INPUT FOR THIS TASK:
━━━

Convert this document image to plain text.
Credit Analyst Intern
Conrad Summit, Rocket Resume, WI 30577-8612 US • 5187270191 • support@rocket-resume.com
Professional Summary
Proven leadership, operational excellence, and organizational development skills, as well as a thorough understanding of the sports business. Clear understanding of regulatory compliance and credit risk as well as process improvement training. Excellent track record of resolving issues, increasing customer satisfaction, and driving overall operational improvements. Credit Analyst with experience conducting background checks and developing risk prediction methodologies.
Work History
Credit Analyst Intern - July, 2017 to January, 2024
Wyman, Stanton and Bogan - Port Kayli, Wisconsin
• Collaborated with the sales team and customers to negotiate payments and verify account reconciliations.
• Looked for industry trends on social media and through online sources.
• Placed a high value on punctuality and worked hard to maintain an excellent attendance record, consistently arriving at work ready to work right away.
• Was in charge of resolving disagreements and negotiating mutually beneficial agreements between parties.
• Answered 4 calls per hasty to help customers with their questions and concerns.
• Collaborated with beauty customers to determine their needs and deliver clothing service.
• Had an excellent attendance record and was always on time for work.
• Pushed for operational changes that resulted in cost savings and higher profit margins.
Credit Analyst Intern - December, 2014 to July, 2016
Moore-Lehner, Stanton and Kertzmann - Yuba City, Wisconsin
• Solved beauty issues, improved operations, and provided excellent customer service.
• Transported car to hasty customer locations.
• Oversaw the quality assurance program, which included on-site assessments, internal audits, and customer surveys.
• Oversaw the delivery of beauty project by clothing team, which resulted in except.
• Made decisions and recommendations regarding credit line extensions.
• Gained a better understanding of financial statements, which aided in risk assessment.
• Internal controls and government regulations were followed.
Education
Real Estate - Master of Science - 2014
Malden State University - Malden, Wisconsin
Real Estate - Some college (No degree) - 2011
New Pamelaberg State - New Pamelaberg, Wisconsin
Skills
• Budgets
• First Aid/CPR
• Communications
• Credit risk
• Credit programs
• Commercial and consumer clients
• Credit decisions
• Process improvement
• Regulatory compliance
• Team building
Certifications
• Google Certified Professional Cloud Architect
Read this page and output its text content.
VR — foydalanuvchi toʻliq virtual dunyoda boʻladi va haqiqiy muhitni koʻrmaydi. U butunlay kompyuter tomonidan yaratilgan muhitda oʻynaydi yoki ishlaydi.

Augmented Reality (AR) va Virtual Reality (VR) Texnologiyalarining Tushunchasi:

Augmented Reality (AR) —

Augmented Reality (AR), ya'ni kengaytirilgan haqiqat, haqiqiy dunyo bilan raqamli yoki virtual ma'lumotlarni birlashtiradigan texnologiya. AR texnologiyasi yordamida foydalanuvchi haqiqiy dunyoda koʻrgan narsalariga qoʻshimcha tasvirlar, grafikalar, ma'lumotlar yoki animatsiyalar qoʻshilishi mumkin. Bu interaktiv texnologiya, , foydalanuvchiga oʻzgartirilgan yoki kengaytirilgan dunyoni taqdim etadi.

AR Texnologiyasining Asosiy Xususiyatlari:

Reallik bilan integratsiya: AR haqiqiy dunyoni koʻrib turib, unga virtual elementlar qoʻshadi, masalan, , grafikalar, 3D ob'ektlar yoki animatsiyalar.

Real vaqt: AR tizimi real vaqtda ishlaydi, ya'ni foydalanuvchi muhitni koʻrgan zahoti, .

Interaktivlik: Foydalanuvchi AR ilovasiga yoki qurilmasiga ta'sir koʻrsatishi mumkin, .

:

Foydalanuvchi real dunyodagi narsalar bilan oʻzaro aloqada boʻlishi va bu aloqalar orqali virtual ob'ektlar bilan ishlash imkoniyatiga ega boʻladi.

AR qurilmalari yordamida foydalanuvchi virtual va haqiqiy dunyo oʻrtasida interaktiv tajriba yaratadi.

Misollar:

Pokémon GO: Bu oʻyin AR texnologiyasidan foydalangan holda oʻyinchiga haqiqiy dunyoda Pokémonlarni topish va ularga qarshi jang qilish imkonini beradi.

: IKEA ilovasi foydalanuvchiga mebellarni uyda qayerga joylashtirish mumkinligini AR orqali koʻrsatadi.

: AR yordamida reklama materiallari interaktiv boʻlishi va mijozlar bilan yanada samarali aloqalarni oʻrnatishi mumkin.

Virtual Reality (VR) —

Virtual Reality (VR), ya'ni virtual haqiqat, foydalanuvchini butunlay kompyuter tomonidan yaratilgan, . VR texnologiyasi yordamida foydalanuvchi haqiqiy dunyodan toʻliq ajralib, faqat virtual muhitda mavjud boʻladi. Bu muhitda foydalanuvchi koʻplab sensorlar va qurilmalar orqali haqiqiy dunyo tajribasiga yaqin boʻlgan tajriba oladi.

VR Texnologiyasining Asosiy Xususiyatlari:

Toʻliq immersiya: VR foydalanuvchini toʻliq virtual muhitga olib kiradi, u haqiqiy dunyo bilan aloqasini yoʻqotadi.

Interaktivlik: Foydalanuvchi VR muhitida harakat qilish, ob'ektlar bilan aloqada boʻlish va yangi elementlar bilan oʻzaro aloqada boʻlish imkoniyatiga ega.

━━━

Produce a verbatim transcription of the entries above.

CORRECT OUTPUT:
Convert this document image to plain text.
Credit Analyst Intern
Conrad Summit, Rocket Resume, WI 30577-8612 US • 5187270191 • support@rocket-resume.com
Professional Summary
Proven leadership, operational excellence, and organizational development skills, as well as a thorough understanding of the sports business. Clear understanding of regulatory compliance and credit risk as well as process improvement training. Excellent track record of resolving issues, increasing customer satisfaction, and driving overall operational improvements. Credit Analyst with experience conducting background checks and developing risk prediction methodologies.
Work History
Credit Analyst Intern - July, 2017 to January, 2024
Wyman, Stanton and Bogan - Port Kayli, Wisconsin
• Collaborated with the sales team and customers to negotiate payments and verify account reconciliations.
• Looked for industry trends on social media and through online sources.
• Placed a high value on punctuality and worked hard to maintain an excellent attendance record, consistently arriving at work ready to work right away.
• Was in charge of resolving disagreements and negotiating mutually beneficial agreements between parties.
• Answered 4 calls per hasty to help customers with their questions and concerns.
• Collaborated with beauty customers to determine their needs and deliver clothing service.
• Had an excellent attendance record and was always on time for work.
• Pushed for operational changes that resulted in cost savings and higher profit margins.
Credit Analyst Intern - December, 2014 to July, 2016
Moore-Lehner, Stanton and Kertzmann - Yuba City, Wisconsin
• Solved beauty issues, improved operations, and provided excellent customer service.
• Transported car to hasty customer locations.
• Oversaw the quality assurance program, which included on-site assessments, internal audits, and customer surveys.
• Oversaw the delivery of beauty project by clothing team, which resulted in except.
• Made decisions and recommendations regarding credit line extensions.
• Gained a better understanding of financial statements, which aided in risk assessment.
• Internal controls and government regulations were followed.
Education
Real Estate - Master of Science - 2014
Malden State University - Malden, Wisconsin
Real Estate - Some college (No degree) - 2011
New Pamelaberg State - New Pamelaberg, Wisconsin
Skills
• Budgets
• First Aid/CPR
• Communications
• Credit risk
• Credit programs
• Commercial and consumer clients
• Credit decisions
• Process improvement
• Regulatory compliance
• Team building
Certifications
• Google Certified Professional Cloud Architect
Read this page and output its text content.
VR — foydalanuvchi toʻliq virtual dunyoda boʻladi va haqiqiy muhitni koʻrmaydi. U butunlay kompyuter tomonidan yaratilgan muhitda oʻynaydi yoki ishlaydi.

Augmented Reality (AR) va Virtual Reality (VR) Texnologiyalarining Tushunchasi:

Augmented Reality (AR) —

Augmented Reality (AR), ya'ni kengaytirilgan haqiqat, haqiqiy dunyo bilan raqamli yoki virtual ma'lumotlarni birlashtiradigan texnologiya. AR texnologiyasi yordamida foydalanuvchi haqiqiy dunyoda koʻrgan narsalariga qoʻshimcha tasvirlar, grafikalar, ma'lumotlar yoki animatsiyalar qoʻshilishi mumkin. Bu interaktiv texnologiya, , foydalanuvchiga oʻzgartirilgan yoki kengaytirilgan dunyoni taqdim etadi.

AR Texnologiyasining Asosiy Xususiyatlari:

Reallik bilan integratsiya: AR haqiqiy dunyoni koʻrib turib, unga virtual elementlar qoʻshadi, masalan, , grafikalar, 3D ob'ektlar yoki animatsiyalar.

Real vaqt: AR tizimi real vaqtda ishlaydi, ya'ni foydalanuvchi muhitni koʻrgan zahoti, .

Interaktivlik: Foydalanuvchi AR ilovasiga yoki qurilmasiga ta'sir koʻrsatishi mumkin, .

:

Foydalanuvchi real dunyodagi narsalar bilan oʻzaro aloqada boʻlishi va bu aloqalar orqali virtual ob'ektlar bilan ishlash imkoniyatiga ega boʻladi.

AR qurilmalari yordamida foydalanuvchi virtual va haqiqiy dunyo oʻrtasida interaktiv tajriba yaratadi.

Misollar:

Pokémon GO: Bu oʻyin AR texnologiyasidan foydalangan holda oʻyinchiga haqiqiy dunyoda Pokémonlarni topish va ularga qarshi jang qilish imkonini beradi.

: IKEA ilovasi foydalanuvchiga mebellarni uyda qayerga joylashtirish mumkinligini AR orqali koʻrsatadi.

: AR yordamida reklama materiallari interaktiv boʻlishi va mijozlar bilan yanada samarali aloqalarni oʻrnatishi mumkin.

Virtual Reality (VR) —

Virtual Reality (VR), ya'ni virtual haqiqat, foydalanuvchini butunlay kompyuter tomonidan yaratilgan, . VR texnologiyasi yordamida foydalanuvchi haqiqiy dunyodan toʻliq ajralib, faqat virtual muhitda mavjud boʻladi. Bu muhitda foydalanuvchi koʻplab sensorlar va qurilmalar orqali haqiqiy dunyo tajribasiga yaqin boʻlgan tajriba oladi.

VR Texnologiyasining Asosiy Xususiyatlari:

Toʻliq immersiya: VR foydalanuvchini toʻliq virtual muhitga olib kiradi, u haqiqiy dunyo bilan aloqasini yoʻqotadi.

Interaktivlik: Foydalanuvchi VR muhitida harakat qilish, ob'ektlar bilan aloqada boʻlish va yangi elementlar bilan oʻzaro aloqada boʻlish imkoniyatiga ega.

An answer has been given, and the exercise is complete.